* Problem statement
Tally how many lines include "Соглашение". The number is the whole answer.

* Information provided
┌──

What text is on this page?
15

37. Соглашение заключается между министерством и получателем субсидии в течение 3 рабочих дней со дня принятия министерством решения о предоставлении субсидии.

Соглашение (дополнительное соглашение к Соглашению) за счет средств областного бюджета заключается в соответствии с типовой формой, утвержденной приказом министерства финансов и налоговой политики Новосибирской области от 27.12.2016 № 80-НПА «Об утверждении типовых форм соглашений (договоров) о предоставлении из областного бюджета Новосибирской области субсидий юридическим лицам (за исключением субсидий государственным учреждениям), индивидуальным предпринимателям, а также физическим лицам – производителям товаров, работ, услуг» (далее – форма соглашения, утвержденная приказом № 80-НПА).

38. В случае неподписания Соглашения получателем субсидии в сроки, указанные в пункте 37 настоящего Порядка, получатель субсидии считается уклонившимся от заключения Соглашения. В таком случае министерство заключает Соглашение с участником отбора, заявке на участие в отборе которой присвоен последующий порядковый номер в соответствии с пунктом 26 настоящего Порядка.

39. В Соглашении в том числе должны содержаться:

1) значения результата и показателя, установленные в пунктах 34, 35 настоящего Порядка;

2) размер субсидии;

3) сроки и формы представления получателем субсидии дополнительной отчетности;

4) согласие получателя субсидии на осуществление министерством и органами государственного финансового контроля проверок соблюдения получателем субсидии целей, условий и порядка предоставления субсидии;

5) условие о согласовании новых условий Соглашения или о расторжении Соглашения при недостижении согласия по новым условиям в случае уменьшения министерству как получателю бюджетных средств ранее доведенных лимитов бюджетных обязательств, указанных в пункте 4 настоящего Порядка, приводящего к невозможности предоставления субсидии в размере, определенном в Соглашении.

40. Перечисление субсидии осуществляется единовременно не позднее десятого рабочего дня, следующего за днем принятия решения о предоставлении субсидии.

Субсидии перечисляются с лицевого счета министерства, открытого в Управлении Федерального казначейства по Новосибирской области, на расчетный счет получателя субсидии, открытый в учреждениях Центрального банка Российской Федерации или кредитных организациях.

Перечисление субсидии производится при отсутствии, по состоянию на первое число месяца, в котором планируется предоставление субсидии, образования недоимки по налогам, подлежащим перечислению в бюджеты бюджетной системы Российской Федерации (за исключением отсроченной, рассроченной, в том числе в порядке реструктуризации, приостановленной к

└──

* Correct result
3